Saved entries
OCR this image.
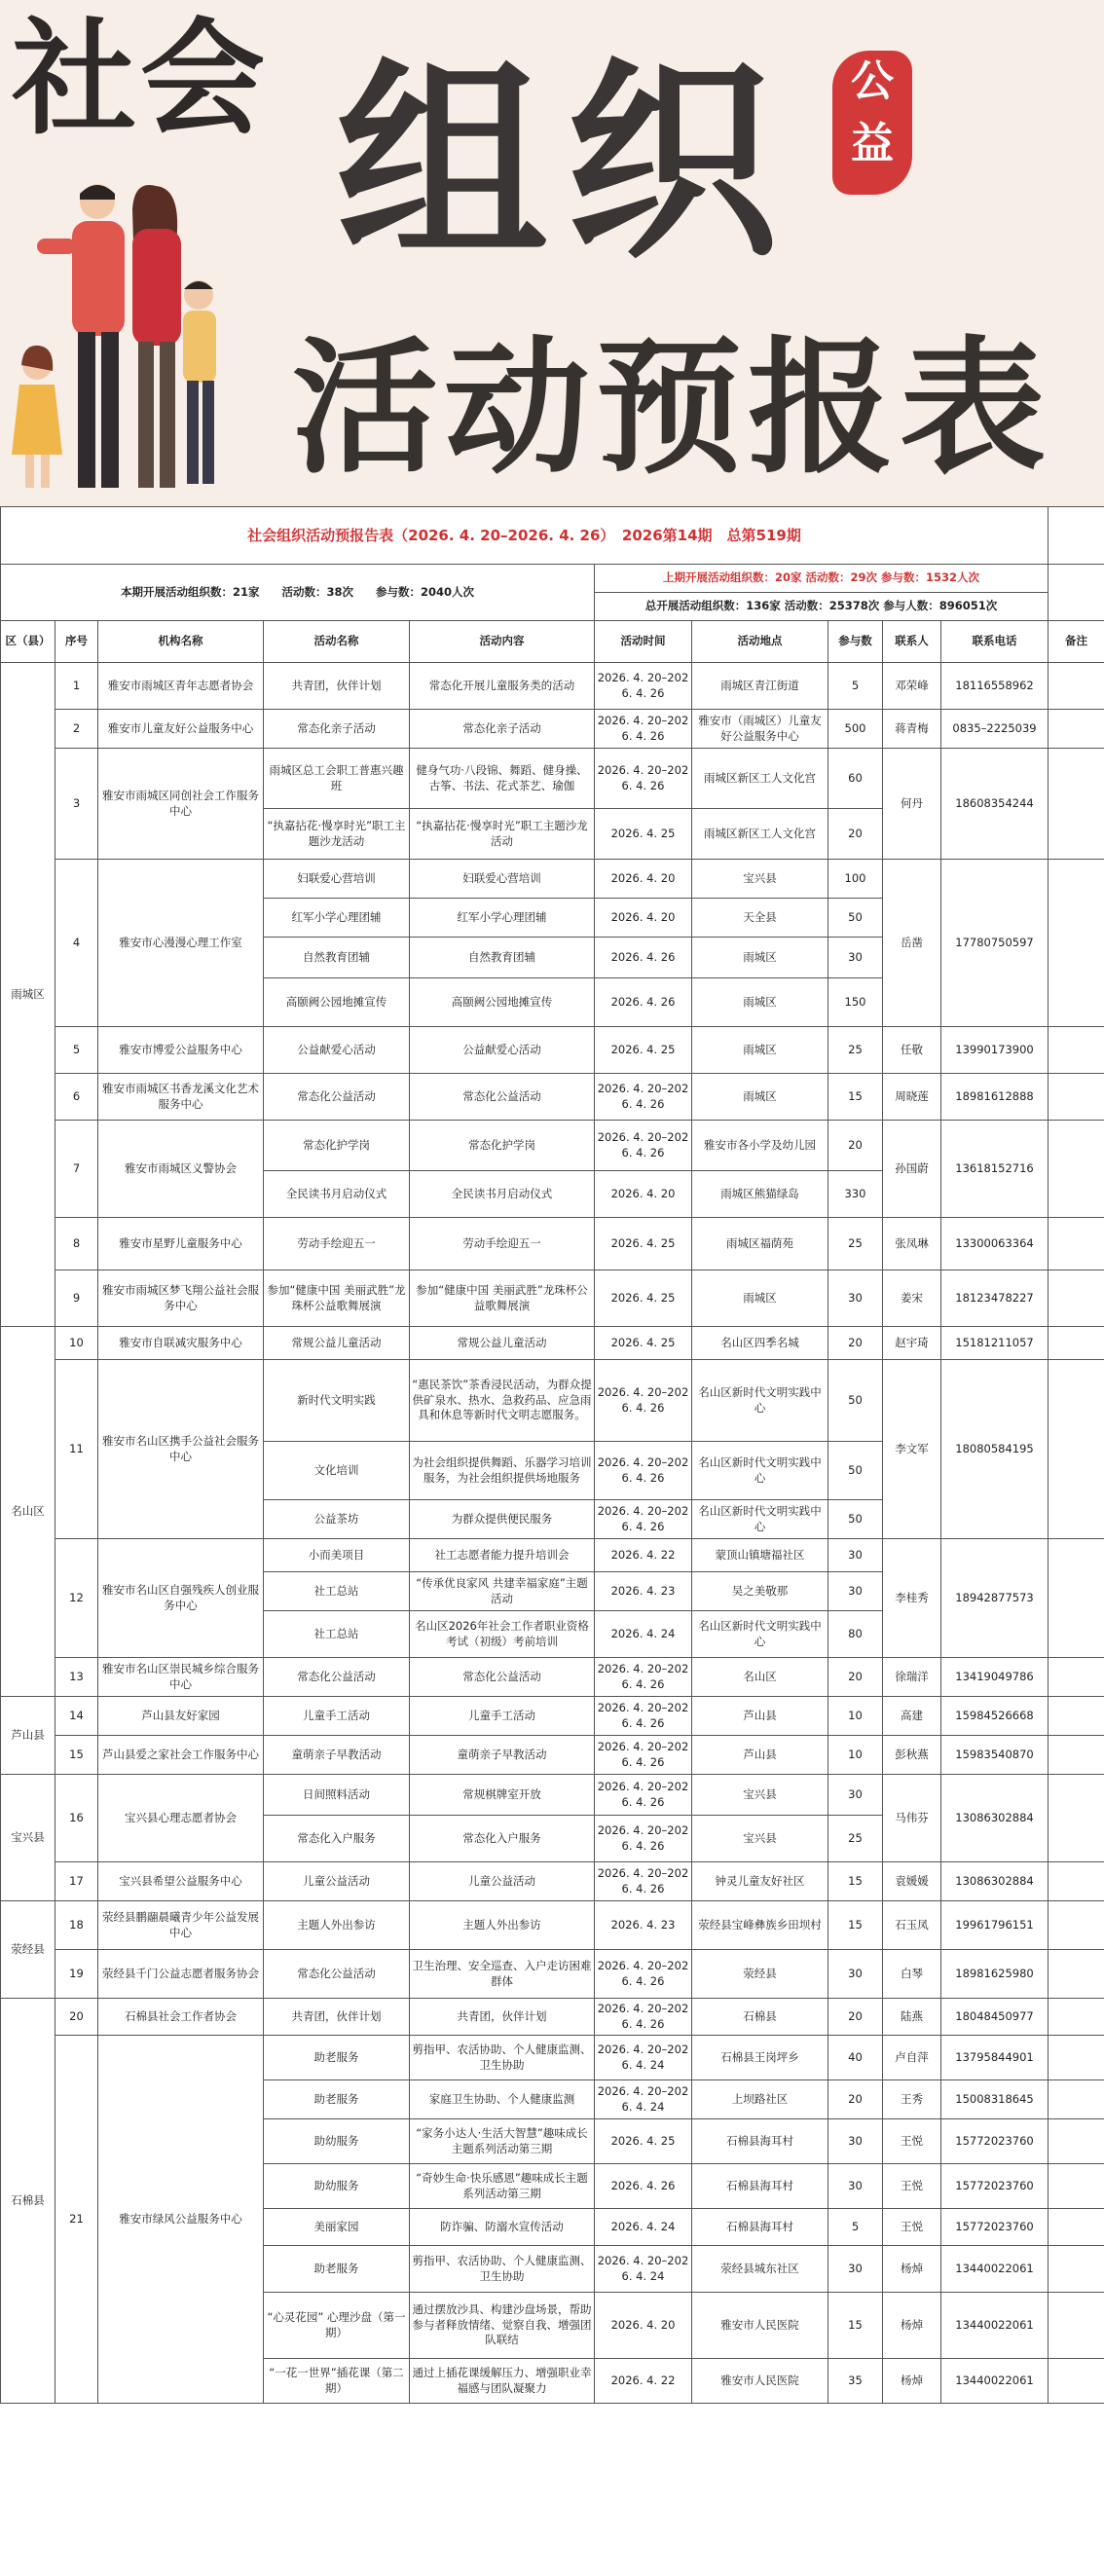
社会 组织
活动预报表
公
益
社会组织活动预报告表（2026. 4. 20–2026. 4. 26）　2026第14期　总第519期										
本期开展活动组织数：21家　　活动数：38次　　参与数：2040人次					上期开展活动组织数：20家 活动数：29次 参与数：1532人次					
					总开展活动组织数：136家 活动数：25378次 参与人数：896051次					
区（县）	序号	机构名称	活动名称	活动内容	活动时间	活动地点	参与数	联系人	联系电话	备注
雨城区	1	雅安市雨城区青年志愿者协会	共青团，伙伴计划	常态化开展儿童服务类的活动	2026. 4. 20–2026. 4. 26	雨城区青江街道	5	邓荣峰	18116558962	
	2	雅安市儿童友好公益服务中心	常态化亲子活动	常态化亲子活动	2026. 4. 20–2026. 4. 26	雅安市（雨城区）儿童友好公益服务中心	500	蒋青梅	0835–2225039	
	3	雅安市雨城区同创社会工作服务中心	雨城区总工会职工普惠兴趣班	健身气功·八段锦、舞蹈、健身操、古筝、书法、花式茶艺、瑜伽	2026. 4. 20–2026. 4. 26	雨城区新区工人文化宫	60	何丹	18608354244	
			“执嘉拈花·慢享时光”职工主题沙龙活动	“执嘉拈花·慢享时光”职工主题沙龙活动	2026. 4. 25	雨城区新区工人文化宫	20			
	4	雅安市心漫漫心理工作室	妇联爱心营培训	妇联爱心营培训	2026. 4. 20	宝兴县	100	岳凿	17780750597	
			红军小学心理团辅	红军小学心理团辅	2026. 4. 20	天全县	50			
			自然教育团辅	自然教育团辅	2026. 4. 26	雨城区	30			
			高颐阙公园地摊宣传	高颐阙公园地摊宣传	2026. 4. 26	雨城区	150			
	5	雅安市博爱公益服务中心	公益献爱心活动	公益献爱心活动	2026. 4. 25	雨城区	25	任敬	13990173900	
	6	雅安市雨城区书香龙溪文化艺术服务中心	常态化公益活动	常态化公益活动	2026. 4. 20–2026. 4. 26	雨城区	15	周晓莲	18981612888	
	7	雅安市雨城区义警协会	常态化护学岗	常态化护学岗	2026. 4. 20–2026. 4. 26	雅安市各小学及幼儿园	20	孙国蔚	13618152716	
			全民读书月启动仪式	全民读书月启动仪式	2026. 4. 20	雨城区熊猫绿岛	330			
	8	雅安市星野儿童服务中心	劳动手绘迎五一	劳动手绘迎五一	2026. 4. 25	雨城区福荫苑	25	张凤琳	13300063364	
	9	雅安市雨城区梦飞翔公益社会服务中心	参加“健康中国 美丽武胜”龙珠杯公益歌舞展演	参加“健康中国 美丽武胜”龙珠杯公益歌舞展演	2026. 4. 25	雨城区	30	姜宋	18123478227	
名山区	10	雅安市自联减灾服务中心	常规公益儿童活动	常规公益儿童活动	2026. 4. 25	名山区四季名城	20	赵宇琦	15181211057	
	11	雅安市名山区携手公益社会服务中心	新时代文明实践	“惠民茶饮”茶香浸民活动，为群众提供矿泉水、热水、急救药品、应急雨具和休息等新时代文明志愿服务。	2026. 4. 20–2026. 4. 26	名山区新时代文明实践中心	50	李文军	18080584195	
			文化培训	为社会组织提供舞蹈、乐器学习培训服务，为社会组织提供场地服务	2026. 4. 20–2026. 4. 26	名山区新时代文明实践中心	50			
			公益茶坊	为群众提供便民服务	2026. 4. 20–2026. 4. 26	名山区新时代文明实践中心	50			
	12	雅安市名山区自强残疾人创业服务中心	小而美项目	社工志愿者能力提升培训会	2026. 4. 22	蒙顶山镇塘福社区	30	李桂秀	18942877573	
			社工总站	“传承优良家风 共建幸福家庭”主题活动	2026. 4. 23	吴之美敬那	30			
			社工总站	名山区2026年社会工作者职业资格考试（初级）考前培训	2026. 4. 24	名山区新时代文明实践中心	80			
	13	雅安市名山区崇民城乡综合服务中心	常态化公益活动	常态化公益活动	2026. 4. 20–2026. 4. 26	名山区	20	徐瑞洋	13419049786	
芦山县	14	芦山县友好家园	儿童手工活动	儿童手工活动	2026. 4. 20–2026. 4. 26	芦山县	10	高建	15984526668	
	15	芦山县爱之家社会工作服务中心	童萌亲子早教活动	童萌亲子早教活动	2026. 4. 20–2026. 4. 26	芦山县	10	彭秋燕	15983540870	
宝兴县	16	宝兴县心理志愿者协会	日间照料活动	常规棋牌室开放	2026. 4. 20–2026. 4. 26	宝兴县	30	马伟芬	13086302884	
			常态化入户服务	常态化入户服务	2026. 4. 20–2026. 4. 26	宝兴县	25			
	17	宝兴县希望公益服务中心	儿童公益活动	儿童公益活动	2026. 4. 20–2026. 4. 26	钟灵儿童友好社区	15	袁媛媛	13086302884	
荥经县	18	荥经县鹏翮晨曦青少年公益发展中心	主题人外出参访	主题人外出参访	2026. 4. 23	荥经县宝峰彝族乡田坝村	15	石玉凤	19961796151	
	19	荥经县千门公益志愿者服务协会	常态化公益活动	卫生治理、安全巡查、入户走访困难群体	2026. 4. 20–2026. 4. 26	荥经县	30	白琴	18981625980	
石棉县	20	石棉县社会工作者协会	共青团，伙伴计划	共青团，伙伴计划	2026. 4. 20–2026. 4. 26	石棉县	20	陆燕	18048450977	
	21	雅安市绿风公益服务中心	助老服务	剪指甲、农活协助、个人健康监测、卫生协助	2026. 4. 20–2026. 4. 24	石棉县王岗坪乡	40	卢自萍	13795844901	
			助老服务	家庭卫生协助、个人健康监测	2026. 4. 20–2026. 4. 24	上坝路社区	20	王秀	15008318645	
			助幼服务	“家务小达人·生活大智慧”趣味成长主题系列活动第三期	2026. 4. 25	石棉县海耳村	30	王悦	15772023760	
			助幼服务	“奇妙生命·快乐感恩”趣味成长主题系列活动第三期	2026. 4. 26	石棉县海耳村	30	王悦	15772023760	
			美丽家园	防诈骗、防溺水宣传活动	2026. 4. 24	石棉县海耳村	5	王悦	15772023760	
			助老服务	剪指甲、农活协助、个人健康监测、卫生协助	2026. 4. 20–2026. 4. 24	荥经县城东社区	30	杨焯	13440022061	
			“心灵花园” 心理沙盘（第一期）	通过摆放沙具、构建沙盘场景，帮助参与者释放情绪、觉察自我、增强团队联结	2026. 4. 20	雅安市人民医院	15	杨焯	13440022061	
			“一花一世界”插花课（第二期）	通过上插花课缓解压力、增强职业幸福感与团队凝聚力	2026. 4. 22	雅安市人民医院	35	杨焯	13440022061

*What to produce*. All the records above need to be given again word for word. Skip the pictures.

*Task response*.
OCR this image.
社会 组织
活动预报表
公
益
社会组织活动预报告表（2026. 4. 20–2026. 4. 26）　2026第14期　总第519期										
本期开展活动组织数：21家　　活动数：38次　　参与数：2040人次					上期开展活动组织数：20家 活动数：29次 参与数：1532人次					
					总开展活动组织数：136家 活动数：25378次 参与人数：896051次					
区（县）	序号	机构名称	活动名称	活动内容	活动时间	活动地点	参与数	联系人	联系电话	备注
雨城区	1	雅安市雨城区青年志愿者协会	共青团，伙伴计划	常态化开展儿童服务类的活动	2026. 4. 20–2026. 4. 26	雨城区青江街道	5	邓荣峰	18116558962	
	2	雅安市儿童友好公益服务中心	常态化亲子活动	常态化亲子活动	2026. 4. 20–2026. 4. 26	雅安市（雨城区）儿童友好公益服务中心	500	蒋青梅	0835–2225039	
	3	雅安市雨城区同创社会工作服务中心	雨城区总工会职工普惠兴趣班	健身气功·八段锦、舞蹈、健身操、古筝、书法、花式茶艺、瑜伽	2026. 4. 20–2026. 4. 26	雨城区新区工人文化宫	60	何丹	18608354244	
			“执嘉拈花·慢享时光”职工主题沙龙活动	“执嘉拈花·慢享时光”职工主题沙龙活动	2026. 4. 25	雨城区新区工人文化宫	20			
	4	雅安市心漫漫心理工作室	妇联爱心营培训	妇联爱心营培训	2026. 4. 20	宝兴县	100	岳凿	17780750597	
			红军小学心理团辅	红军小学心理团辅	2026. 4. 20	天全县	50			
			自然教育团辅	自然教育团辅	2026. 4. 26	雨城区	30			
			高颐阙公园地摊宣传	高颐阙公园地摊宣传	2026. 4. 26	雨城区	150			
	5	雅安市博爱公益服务中心	公益献爱心活动	公益献爱心活动	2026. 4. 25	雨城区	25	任敬	13990173900	
	6	雅安市雨城区书香龙溪文化艺术服务中心	常态化公益活动	常态化公益活动	2026. 4. 20–2026. 4. 26	雨城区	15	周晓莲	18981612888	
	7	雅安市雨城区义警协会	常态化护学岗	常态化护学岗	2026. 4. 20–2026. 4. 26	雅安市各小学及幼儿园	20	孙国蔚	13618152716	
			全民读书月启动仪式	全民读书月启动仪式	2026. 4. 20	雨城区熊猫绿岛	330			
	8	雅安市星野儿童服务中心	劳动手绘迎五一	劳动手绘迎五一	2026. 4. 25	雨城区福荫苑	25	张凤琳	13300063364	
	9	雅安市雨城区梦飞翔公益社会服务中心	参加“健康中国 美丽武胜”龙珠杯公益歌舞展演	参加“健康中国 美丽武胜”龙珠杯公益歌舞展演	2026. 4. 25	雨城区	30	姜宋	18123478227	
名山区	10	雅安市自联减灾服务中心	常规公益儿童活动	常规公益儿童活动	2026. 4. 25	名山区四季名城	20	赵宇琦	15181211057	
	11	雅安市名山区携手公益社会服务中心	新时代文明实践	“惠民茶饮”茶香浸民活动，为群众提供矿泉水、热水、急救药品、应急雨具和休息等新时代文明志愿服务。	2026. 4. 20–2026. 4. 26	名山区新时代文明实践中心	50	李文军	18080584195	
			文化培训	为社会组织提供舞蹈、乐器学习培训服务，为社会组织提供场地服务	2026. 4. 20–2026. 4. 26	名山区新时代文明实践中心	50			
			公益茶坊	为群众提供便民服务	2026. 4. 20–2026. 4. 26	名山区新时代文明实践中心	50			
	12	雅安市名山区自强残疾人创业服务中心	小而美项目	社工志愿者能力提升培训会	2026. 4. 22	蒙顶山镇塘福社区	30	李桂秀	18942877573	
			社工总站	“传承优良家风 共建幸福家庭”主题活动	2026. 4. 23	吴之美敬那	30			
			社工总站	名山区2026年社会工作者职业资格考试（初级）考前培训	2026. 4. 24	名山区新时代文明实践中心	80			
	13	雅安市名山区崇民城乡综合服务中心	常态化公益活动	常态化公益活动	2026. 4. 20–2026. 4. 26	名山区	20	徐瑞洋	13419049786	
芦山县	14	芦山县友好家园	儿童手工活动	儿童手工活动	2026. 4. 20–2026. 4. 26	芦山县	10	高建	15984526668	
	15	芦山县爱之家社会工作服务中心	童萌亲子早教活动	童萌亲子早教活动	2026. 4. 20–2026. 4. 26	芦山县	10	彭秋燕	15983540870	
宝兴县	16	宝兴县心理志愿者协会	日间照料活动	常规棋牌室开放	2026. 4. 20–2026. 4. 26	宝兴县	30	马伟芬	13086302884	
			常态化入户服务	常态化入户服务	2026. 4. 20–2026. 4. 26	宝兴县	25			
	17	宝兴县希望公益服务中心	儿童公益活动	儿童公益活动	2026. 4. 20–2026. 4. 26	钟灵儿童友好社区	15	袁媛媛	13086302884	
荥经县	18	荥经县鹏翮晨曦青少年公益发展中心	主题人外出参访	主题人外出参访	2026. 4. 23	荥经县宝峰彝族乡田坝村	15	石玉凤	19961796151	
	19	荥经县千门公益志愿者服务协会	常态化公益活动	卫生治理、安全巡查、入户走访困难群体	2026. 4. 20–2026. 4. 26	荥经县	30	白琴	18981625980	
石棉县	20	石棉县社会工作者协会	共青团，伙伴计划	共青团，伙伴计划	2026. 4. 20–2026. 4. 26	石棉县	20	陆燕	18048450977	
	21	雅安市绿风公益服务中心	助老服务	剪指甲、农活协助、个人健康监测、卫生协助	2026. 4. 20–2026. 4. 24	石棉县王岗坪乡	40	卢自萍	13795844901	
			助老服务	家庭卫生协助、个人健康监测	2026. 4. 20–2026. 4. 24	上坝路社区	20	王秀	15008318645	
			助幼服务	“家务小达人·生活大智慧”趣味成长主题系列活动第三期	2026. 4. 25	石棉县海耳村	30	王悦	15772023760	
			助幼服务	“奇妙生命·快乐感恩”趣味成长主题系列活动第三期	2026. 4. 26	石棉县海耳村	30	王悦	15772023760	
			美丽家园	防诈骗、防溺水宣传活动	2026. 4. 24	石棉县海耳村	5	王悦	15772023760	
			助老服务	剪指甲、农活协助、个人健康监测、卫生协助	2026. 4. 20–2026. 4. 24	荥经县城东社区	30	杨焯	13440022061	
			“心灵花园” 心理沙盘（第一期）	通过摆放沙具、构建沙盘场景，帮助参与者释放情绪、觉察自我、增强团队联结	2026. 4. 20	雅安市人民医院	15	杨焯	13440022061	
			“一花一世界”插花课（第二期）	通过上插花课缓解压力、增强职业幸福感与团队凝聚力	2026. 4. 22	雅安市人民医院	35	杨焯	13440022061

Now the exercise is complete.